- PROBLEM DESCRIPTION:
Your task is to count the lines of the entries below that include the word "Toán" and to give only the resulting number.

- MATERIALS PROVIDED:
^^^^^^^^^^^^^^^^

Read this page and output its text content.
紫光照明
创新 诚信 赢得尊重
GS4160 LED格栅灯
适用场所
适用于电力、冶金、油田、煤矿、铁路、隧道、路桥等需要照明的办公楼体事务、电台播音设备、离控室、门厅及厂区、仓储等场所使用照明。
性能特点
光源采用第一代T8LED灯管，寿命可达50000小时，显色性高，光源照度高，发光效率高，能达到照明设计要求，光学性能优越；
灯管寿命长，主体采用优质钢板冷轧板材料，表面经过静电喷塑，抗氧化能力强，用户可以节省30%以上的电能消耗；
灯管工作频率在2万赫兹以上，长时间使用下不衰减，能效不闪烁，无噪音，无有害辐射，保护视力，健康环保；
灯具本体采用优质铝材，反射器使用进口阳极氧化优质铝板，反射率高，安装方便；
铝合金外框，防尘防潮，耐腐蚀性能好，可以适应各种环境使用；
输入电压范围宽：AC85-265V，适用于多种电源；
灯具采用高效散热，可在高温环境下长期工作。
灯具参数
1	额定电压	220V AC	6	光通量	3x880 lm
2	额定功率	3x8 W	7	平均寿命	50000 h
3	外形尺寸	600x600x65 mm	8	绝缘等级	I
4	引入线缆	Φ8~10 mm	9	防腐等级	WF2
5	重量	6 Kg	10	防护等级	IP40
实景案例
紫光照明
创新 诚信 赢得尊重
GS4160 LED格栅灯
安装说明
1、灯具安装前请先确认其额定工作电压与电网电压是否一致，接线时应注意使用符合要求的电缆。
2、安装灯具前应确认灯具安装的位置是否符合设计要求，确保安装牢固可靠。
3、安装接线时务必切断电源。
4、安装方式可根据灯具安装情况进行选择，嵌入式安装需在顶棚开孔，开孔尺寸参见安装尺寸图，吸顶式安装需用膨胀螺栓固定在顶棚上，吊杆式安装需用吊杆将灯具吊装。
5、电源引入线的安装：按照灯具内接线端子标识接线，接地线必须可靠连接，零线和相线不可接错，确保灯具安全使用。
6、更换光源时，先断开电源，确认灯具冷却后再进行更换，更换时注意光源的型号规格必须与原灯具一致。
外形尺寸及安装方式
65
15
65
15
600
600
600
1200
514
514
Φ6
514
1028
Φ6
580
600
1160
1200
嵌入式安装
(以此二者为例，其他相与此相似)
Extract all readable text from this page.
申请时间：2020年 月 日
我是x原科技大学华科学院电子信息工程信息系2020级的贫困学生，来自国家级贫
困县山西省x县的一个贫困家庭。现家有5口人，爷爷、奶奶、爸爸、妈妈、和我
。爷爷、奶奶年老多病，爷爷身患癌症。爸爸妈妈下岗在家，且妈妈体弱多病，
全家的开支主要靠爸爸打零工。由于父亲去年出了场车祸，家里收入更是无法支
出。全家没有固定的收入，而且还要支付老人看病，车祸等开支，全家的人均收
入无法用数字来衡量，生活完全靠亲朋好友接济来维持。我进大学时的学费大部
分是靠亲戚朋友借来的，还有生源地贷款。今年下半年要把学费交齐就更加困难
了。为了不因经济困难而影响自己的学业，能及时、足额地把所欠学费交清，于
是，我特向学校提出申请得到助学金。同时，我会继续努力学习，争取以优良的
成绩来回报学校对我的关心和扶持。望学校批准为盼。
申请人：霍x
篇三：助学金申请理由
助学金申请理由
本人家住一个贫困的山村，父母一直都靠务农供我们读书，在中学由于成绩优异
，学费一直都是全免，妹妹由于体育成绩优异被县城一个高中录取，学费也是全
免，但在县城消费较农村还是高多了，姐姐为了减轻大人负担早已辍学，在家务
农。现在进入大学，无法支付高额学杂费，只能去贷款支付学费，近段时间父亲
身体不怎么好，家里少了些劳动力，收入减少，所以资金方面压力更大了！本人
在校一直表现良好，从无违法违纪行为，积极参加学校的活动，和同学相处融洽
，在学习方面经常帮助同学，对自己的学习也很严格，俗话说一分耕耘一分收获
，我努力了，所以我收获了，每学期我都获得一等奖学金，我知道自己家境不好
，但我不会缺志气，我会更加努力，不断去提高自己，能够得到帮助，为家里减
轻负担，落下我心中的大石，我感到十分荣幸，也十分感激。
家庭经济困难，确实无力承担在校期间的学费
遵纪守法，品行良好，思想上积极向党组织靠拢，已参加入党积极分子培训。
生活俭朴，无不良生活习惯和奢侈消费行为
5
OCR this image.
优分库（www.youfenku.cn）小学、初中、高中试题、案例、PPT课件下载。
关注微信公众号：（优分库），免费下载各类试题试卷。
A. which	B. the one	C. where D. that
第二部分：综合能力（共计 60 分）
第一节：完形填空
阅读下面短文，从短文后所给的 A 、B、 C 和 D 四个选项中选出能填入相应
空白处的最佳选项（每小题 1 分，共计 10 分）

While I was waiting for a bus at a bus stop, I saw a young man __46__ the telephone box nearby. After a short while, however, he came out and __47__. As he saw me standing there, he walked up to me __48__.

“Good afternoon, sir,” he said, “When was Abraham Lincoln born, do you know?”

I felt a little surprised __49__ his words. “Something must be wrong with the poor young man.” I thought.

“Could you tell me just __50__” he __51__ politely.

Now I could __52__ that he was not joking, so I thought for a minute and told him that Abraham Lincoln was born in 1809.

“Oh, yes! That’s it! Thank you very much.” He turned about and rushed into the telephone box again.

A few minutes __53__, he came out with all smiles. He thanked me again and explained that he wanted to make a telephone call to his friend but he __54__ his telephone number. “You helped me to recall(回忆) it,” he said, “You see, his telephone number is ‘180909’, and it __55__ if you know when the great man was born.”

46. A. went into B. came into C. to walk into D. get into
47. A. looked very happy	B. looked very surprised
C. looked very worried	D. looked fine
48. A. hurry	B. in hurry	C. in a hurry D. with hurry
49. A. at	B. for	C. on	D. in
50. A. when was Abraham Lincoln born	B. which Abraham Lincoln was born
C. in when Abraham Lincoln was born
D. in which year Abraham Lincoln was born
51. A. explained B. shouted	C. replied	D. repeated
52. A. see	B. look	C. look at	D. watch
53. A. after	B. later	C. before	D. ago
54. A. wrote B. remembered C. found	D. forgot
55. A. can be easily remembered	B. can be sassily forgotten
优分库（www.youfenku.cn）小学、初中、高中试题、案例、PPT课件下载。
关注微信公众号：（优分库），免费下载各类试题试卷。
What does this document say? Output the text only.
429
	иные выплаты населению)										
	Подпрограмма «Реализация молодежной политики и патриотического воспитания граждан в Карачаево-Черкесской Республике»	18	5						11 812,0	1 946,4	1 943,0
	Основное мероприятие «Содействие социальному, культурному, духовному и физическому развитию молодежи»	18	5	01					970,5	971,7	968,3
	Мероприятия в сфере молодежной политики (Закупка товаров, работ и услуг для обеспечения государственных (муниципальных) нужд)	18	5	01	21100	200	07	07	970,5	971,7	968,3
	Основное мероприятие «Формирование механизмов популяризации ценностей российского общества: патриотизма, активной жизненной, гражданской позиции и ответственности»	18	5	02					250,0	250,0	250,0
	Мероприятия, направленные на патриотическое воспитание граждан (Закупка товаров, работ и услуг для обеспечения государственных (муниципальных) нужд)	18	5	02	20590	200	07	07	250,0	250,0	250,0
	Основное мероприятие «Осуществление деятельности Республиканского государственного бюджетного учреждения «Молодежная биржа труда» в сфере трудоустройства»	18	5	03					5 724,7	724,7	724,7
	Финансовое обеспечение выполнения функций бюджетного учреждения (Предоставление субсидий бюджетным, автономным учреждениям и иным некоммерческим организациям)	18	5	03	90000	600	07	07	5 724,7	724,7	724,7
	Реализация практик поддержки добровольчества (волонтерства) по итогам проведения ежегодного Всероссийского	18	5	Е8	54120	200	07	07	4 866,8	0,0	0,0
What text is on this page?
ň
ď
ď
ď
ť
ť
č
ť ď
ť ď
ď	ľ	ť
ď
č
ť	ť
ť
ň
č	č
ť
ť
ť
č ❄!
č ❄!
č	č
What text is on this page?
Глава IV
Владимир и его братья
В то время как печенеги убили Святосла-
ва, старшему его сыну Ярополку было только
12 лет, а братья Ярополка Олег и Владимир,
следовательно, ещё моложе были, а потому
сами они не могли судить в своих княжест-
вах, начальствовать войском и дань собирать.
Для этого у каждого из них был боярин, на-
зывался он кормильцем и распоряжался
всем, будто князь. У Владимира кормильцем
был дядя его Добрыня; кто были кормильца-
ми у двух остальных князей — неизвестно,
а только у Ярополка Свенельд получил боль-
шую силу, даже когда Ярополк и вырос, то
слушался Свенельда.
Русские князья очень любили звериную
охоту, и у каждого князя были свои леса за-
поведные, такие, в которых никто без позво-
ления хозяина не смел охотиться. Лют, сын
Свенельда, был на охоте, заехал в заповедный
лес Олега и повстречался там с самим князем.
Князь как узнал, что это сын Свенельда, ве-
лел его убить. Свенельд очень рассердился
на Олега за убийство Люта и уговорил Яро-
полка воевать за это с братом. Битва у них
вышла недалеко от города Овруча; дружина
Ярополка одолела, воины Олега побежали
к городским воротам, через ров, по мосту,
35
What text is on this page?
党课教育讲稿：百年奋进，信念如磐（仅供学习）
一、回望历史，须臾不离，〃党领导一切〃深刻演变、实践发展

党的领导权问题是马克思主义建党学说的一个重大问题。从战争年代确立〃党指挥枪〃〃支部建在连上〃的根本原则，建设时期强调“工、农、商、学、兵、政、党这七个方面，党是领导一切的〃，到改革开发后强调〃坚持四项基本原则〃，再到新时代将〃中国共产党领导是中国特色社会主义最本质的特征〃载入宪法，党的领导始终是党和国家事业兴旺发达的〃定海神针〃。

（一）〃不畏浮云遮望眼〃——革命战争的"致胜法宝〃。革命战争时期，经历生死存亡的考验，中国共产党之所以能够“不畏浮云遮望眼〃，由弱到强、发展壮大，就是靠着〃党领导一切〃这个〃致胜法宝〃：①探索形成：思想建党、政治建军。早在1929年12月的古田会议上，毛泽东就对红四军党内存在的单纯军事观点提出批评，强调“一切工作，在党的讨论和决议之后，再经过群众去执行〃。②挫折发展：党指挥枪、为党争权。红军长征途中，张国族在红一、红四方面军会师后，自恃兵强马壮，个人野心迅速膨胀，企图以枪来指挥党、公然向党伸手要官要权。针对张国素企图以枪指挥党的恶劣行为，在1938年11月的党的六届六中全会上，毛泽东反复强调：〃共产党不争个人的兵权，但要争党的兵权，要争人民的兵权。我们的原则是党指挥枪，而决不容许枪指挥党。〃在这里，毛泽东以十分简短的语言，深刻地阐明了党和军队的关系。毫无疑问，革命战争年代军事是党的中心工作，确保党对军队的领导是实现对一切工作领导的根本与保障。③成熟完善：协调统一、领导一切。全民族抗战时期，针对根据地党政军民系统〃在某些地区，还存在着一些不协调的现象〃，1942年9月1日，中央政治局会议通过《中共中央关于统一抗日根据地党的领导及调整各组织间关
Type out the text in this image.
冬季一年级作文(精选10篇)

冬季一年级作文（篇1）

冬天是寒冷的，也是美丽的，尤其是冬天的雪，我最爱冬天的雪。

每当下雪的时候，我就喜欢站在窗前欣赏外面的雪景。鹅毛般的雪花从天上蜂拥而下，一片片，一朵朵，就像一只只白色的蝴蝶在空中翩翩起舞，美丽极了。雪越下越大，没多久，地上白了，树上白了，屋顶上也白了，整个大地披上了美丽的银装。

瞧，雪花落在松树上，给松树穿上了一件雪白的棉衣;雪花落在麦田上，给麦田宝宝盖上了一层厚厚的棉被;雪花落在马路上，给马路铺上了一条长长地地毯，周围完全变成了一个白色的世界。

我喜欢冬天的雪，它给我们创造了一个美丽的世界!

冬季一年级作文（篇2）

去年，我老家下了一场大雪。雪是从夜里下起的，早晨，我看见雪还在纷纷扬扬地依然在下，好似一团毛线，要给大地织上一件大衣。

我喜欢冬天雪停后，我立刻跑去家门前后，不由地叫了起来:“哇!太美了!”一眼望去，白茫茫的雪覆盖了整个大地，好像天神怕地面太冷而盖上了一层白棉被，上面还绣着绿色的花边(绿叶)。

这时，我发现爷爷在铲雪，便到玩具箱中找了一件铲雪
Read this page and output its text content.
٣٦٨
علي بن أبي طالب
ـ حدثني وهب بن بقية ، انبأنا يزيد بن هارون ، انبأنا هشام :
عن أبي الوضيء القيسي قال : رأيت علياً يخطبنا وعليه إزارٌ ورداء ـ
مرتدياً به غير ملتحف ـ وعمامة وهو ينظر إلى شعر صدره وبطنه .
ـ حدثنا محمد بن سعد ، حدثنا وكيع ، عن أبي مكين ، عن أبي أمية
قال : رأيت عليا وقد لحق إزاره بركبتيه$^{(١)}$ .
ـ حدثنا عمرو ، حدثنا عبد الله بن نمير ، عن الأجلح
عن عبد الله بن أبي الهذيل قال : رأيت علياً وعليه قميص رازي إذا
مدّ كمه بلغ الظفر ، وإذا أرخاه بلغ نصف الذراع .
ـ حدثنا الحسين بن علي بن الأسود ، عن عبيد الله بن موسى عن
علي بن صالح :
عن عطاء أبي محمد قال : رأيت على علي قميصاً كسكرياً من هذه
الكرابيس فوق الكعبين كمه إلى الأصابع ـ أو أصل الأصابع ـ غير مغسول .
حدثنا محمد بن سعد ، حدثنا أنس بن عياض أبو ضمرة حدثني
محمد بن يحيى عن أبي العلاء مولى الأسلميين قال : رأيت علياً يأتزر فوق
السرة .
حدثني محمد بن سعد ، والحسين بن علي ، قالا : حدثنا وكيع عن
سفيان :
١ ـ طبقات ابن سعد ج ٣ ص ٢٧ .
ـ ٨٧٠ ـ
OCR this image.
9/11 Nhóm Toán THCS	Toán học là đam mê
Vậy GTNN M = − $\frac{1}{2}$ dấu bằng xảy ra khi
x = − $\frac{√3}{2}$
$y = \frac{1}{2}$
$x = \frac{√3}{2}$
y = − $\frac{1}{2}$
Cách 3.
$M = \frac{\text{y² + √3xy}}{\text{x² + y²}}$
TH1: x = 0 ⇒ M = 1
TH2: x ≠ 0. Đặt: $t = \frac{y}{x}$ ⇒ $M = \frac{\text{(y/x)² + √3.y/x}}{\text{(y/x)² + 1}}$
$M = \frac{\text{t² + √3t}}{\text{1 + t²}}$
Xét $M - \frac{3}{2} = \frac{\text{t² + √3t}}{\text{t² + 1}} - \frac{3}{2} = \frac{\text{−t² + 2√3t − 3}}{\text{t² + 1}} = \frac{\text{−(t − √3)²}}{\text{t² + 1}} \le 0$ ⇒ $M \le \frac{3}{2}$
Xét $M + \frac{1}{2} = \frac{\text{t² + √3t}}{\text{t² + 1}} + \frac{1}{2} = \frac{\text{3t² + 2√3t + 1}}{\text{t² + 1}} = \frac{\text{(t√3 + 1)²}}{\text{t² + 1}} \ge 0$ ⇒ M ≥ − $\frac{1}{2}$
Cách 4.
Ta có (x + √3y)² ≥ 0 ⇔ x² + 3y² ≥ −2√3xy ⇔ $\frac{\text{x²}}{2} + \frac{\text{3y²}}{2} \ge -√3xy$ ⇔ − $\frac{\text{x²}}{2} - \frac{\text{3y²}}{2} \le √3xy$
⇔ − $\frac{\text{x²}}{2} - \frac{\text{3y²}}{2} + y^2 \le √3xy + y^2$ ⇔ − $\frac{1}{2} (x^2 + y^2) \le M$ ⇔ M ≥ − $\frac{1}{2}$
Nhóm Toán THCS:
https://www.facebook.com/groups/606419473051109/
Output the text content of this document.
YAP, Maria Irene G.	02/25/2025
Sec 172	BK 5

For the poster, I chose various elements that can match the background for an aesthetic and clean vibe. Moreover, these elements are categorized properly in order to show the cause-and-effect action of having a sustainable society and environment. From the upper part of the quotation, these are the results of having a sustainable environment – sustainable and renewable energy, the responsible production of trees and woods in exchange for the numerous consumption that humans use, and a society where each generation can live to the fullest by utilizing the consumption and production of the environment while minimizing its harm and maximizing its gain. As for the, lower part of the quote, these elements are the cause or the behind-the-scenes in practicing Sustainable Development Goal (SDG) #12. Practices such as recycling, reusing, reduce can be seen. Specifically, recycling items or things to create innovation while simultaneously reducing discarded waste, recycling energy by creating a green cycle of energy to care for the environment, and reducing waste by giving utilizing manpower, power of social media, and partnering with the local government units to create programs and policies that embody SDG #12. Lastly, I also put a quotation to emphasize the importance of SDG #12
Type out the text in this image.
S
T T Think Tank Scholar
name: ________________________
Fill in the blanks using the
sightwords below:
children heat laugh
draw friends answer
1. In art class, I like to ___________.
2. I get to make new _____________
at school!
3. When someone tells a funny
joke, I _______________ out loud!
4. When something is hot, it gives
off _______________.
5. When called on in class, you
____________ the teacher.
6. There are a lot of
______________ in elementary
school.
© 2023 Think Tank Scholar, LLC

^^^^^^^^^^^^^^^^

- EXPECTED ANSWER:
2